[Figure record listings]

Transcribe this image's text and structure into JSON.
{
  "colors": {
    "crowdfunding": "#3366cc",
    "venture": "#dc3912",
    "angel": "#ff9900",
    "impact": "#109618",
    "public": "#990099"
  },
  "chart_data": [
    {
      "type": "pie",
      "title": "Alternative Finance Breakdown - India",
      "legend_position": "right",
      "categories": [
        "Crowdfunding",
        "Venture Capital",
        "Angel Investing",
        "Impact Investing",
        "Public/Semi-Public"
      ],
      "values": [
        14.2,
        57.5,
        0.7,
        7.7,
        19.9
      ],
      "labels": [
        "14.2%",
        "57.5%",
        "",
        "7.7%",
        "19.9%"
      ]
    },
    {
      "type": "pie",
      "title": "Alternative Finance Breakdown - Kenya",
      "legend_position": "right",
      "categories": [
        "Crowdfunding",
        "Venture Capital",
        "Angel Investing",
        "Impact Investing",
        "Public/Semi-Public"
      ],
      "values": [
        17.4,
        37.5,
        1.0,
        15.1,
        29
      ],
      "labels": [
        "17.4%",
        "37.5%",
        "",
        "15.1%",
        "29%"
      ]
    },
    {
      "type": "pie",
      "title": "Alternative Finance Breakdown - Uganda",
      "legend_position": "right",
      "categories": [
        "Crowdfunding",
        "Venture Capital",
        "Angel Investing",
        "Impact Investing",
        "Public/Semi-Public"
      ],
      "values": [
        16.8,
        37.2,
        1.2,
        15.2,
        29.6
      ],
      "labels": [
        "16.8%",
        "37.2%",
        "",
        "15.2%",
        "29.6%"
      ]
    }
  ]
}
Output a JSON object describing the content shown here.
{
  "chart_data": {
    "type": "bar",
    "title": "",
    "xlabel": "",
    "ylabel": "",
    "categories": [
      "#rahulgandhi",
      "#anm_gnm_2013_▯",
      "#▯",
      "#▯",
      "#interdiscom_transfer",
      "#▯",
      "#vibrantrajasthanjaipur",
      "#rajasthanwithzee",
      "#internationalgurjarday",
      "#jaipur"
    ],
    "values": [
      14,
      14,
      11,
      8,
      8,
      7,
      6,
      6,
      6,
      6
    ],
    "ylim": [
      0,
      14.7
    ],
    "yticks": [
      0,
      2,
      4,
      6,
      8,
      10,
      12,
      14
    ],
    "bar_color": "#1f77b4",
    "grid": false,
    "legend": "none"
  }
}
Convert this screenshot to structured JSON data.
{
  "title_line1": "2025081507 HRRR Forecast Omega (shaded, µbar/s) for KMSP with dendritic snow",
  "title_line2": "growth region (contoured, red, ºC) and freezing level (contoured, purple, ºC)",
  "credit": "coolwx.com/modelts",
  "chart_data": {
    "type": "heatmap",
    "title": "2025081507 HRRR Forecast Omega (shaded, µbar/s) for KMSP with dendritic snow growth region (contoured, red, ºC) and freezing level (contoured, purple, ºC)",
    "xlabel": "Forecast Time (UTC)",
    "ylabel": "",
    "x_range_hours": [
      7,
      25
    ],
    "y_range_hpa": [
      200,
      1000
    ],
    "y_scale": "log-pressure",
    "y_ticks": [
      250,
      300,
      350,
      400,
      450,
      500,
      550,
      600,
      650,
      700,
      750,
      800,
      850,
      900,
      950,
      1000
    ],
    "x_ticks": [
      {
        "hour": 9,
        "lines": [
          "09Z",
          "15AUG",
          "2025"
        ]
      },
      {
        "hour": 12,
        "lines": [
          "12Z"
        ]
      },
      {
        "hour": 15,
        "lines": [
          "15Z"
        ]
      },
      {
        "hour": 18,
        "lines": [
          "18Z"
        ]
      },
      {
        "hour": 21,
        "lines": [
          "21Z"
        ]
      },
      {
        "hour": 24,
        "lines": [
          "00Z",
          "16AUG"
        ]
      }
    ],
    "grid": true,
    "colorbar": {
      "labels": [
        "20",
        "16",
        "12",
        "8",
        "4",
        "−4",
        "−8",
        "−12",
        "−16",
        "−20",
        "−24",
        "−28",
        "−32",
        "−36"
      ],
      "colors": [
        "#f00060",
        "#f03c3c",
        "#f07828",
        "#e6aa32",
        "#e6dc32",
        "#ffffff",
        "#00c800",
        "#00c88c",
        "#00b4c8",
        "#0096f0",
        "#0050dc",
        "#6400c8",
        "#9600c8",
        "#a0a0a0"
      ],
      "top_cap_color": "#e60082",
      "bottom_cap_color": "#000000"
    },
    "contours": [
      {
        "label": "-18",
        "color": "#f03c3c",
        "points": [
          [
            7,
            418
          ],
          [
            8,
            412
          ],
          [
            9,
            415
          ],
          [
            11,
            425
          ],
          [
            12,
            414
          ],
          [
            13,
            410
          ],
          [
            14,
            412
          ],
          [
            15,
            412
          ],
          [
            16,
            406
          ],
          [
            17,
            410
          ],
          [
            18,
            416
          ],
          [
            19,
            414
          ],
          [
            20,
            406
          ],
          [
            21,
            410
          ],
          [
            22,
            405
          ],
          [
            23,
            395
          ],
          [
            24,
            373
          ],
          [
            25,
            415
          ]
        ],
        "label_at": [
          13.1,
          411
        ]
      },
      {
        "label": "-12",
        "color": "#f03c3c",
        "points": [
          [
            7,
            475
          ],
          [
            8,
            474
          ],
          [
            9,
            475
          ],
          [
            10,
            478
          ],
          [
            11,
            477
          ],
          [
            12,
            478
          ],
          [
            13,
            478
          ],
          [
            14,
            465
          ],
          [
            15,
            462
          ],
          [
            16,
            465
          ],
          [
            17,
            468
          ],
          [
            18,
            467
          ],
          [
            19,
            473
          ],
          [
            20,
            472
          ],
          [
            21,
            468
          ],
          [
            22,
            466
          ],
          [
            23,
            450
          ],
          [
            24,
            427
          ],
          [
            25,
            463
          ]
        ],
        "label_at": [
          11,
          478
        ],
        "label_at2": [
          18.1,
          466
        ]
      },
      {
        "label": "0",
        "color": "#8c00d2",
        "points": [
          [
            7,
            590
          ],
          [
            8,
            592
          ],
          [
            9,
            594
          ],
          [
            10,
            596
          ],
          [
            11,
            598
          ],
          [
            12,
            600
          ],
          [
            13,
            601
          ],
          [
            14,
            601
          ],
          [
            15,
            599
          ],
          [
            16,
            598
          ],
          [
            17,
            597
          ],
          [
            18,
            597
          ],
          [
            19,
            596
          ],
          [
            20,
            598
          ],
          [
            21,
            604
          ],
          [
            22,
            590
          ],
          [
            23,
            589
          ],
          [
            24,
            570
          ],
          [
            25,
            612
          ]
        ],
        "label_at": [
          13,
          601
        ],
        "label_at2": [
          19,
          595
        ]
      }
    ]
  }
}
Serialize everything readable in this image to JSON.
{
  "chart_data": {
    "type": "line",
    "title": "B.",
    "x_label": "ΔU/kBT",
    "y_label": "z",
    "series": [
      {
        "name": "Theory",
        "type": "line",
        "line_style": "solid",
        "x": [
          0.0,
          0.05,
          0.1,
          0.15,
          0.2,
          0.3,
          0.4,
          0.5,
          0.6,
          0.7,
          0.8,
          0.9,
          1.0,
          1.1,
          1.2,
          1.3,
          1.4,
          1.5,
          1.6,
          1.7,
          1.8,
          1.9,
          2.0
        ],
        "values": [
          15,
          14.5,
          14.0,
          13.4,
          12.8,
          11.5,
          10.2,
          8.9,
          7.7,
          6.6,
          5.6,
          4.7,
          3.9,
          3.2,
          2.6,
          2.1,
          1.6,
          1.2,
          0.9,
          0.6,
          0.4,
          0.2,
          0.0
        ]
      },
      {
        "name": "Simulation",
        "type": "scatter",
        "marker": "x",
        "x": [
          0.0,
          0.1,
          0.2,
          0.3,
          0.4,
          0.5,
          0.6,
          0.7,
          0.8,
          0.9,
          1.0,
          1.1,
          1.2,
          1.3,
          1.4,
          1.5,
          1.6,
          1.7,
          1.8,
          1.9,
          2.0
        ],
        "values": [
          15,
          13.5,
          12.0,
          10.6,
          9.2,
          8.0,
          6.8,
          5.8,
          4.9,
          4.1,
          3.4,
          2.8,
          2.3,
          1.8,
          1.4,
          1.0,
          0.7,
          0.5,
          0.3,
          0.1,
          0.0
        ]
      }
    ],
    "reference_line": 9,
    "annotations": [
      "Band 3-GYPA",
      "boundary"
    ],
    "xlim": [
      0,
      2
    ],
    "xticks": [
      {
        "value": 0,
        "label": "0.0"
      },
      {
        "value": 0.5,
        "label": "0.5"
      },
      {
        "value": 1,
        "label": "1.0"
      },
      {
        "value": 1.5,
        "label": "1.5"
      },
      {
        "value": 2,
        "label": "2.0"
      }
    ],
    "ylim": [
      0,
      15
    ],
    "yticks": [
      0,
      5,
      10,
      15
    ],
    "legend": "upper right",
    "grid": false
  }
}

Task brief:
From the entries above, return each line with the word "µbar" in it.

Exercise response:
  "title_line1": "2025081507 HRRR Forecast Omega (shaded, µbar/s) for KMSP with dendritic snow",
    "title": "2025081507 HRRR Forecast Omega (shaded, µbar/s) for KMSP with dendritic snow growth region (contoured, red, ºC) and freezing level (contoured, purple, ºC)",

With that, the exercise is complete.